Stated task:
Find the line containing "Convert this screenshot". Retype it and every later line of the records exactly, leaving out pictures.

(Dataset items)

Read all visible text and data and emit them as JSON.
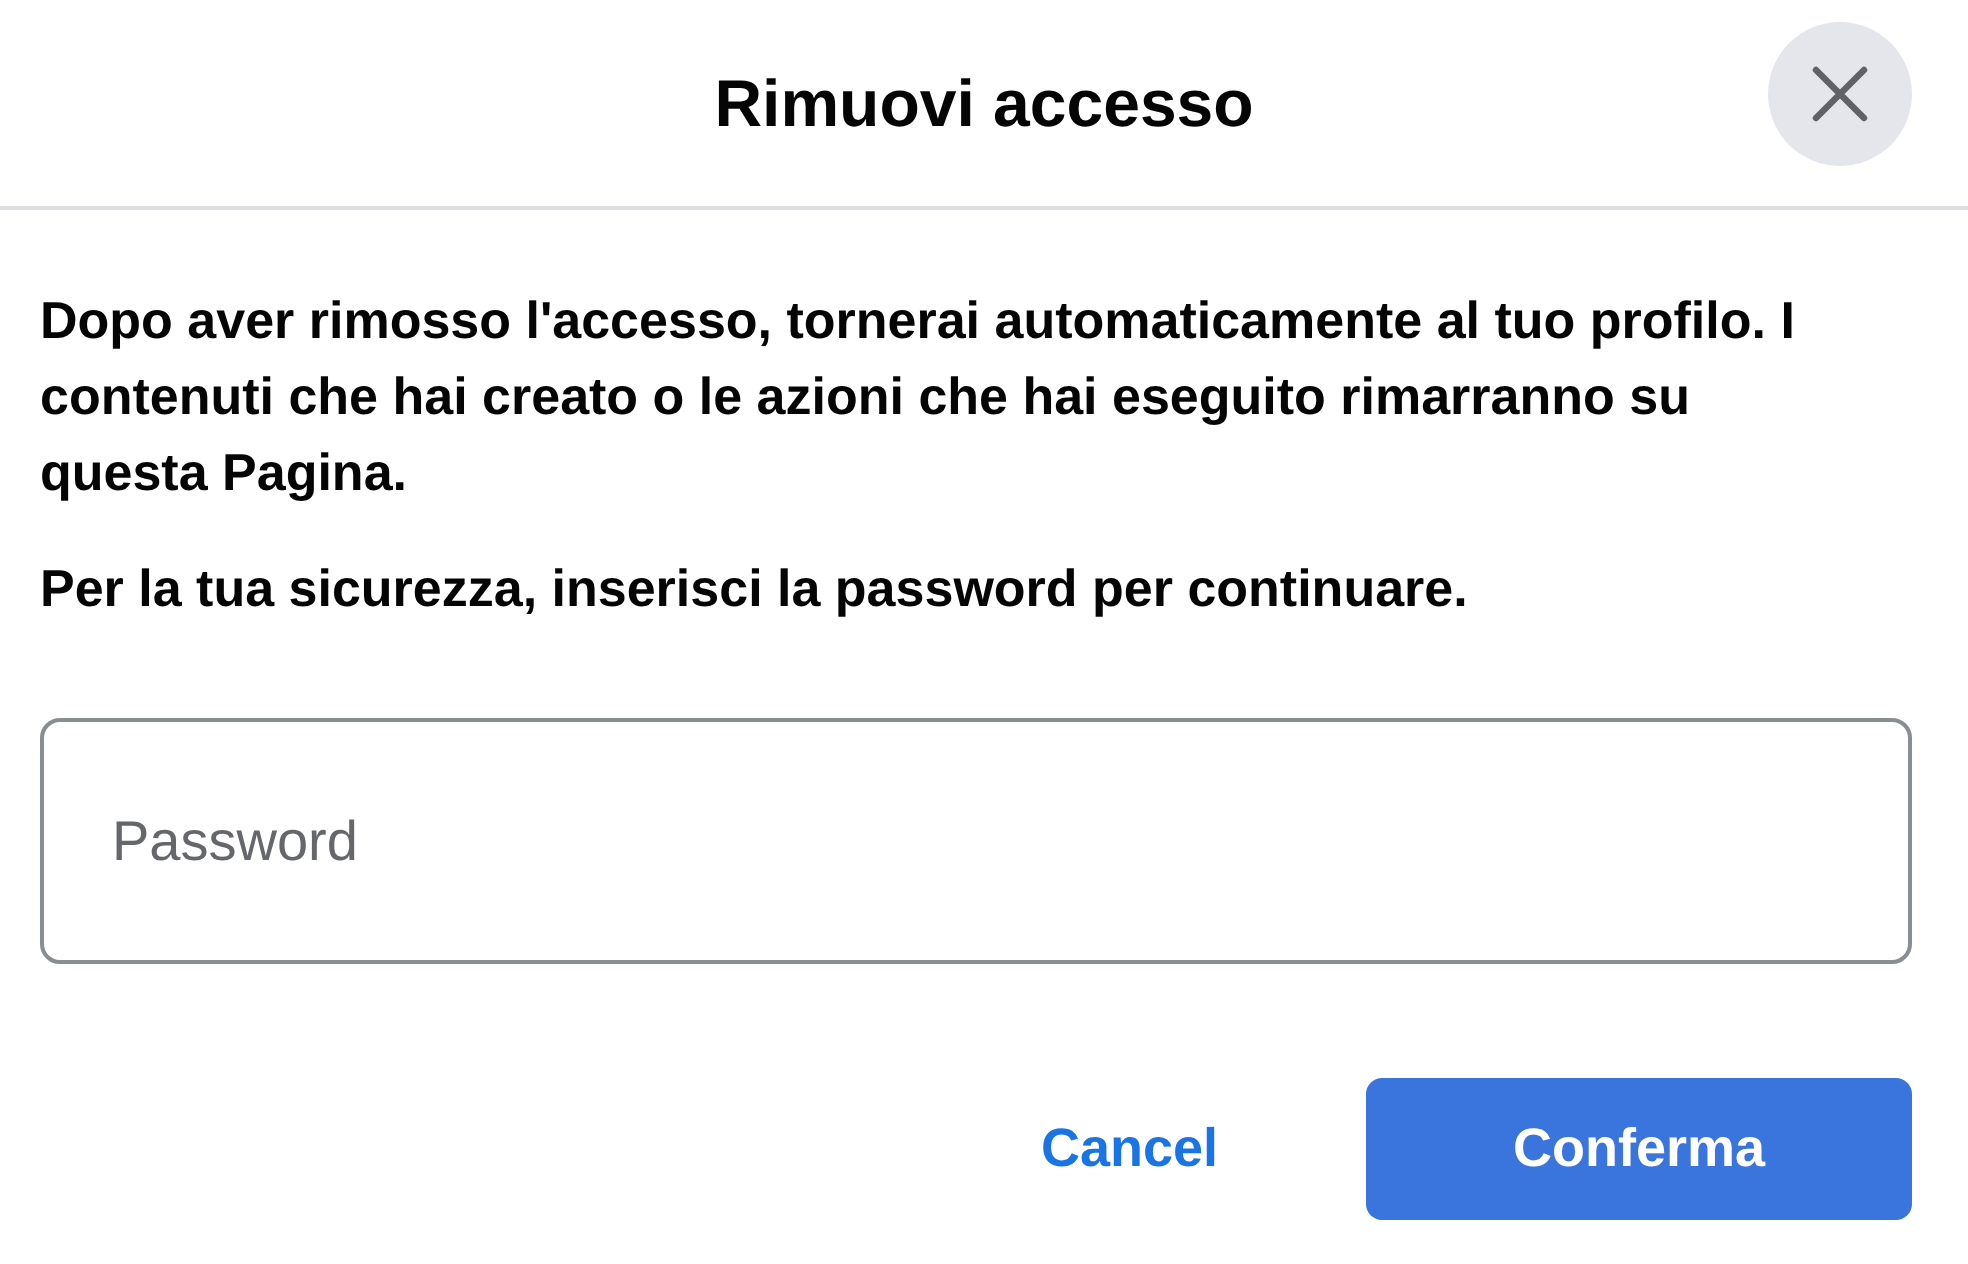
{
  "dialog": {
    "title": "Rimuovi accesso"
  },
  "paragraphs": [
    "Dopo aver rimosso l'accesso, tornerai automaticamente al tuo profilo. I contenuti che hai creato o le azioni che hai eseguito rimarranno su questa Pagina.",
    "Per la tua sicurezza, inserisci la password per continuare."
  ],
  "password_field": {
    "placeholder": "Password"
  },
  "buttons": [
    {
      "label": "Cancel",
      "kind": "link"
    },
    {
      "label": "Conferma",
      "kind": "primary"
    }
  ]
}
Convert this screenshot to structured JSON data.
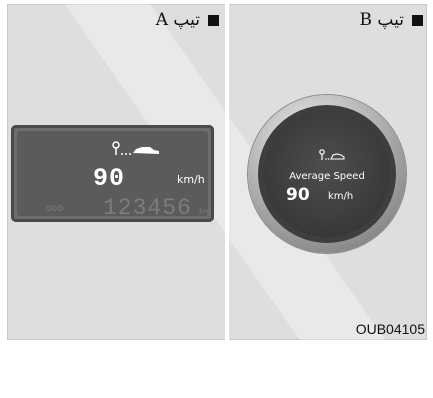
{
  "panels": [
    {
      "label": "تیپ A"
    },
    {
      "label": "تیپ B"
    }
  ],
  "lcd": {
    "speed": "90",
    "unit": "km/h",
    "odometer": "123456",
    "odometer_unit": "km",
    "odometer_prefix": "ooo",
    "icons": [
      "key-icon",
      "car-icon"
    ]
  },
  "gauge": {
    "title": "Average Speed",
    "speed": "90",
    "unit": "km/h",
    "icons": [
      "key-icon",
      "car-icon"
    ]
  },
  "figure_code": "OUB04105",
  "colors": {
    "lcd": "#5b5b5b",
    "gauge_face": "#363636",
    "text": "#ffffff"
  }
}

Solved exercise:
Convert this screenshot to structured JSON data.
{
  "panels": [
    {
      "label": "تیپ A"
    },
    {
      "label": "تیپ B"
    }
  ],
  "lcd": {
    "speed": "90",
    "unit": "km/h",
    "odometer": "123456",
    "odometer_unit": "km",
    "odometer_prefix": "ooo",
    "icons": [
      "key-icon",
      "car-icon"
    ]
  },
  "gauge": {
    "title": "Average Speed",
    "speed": "90",
    "unit": "km/h",
    "icons": [
      "key-icon",
      "car-icon"
    ]
  },
  "figure_code": "OUB04105",
  "colors": {
    "lcd": "#5b5b5b",
    "gauge_face": "#363636",
    "text": "#ffffff"
  }
}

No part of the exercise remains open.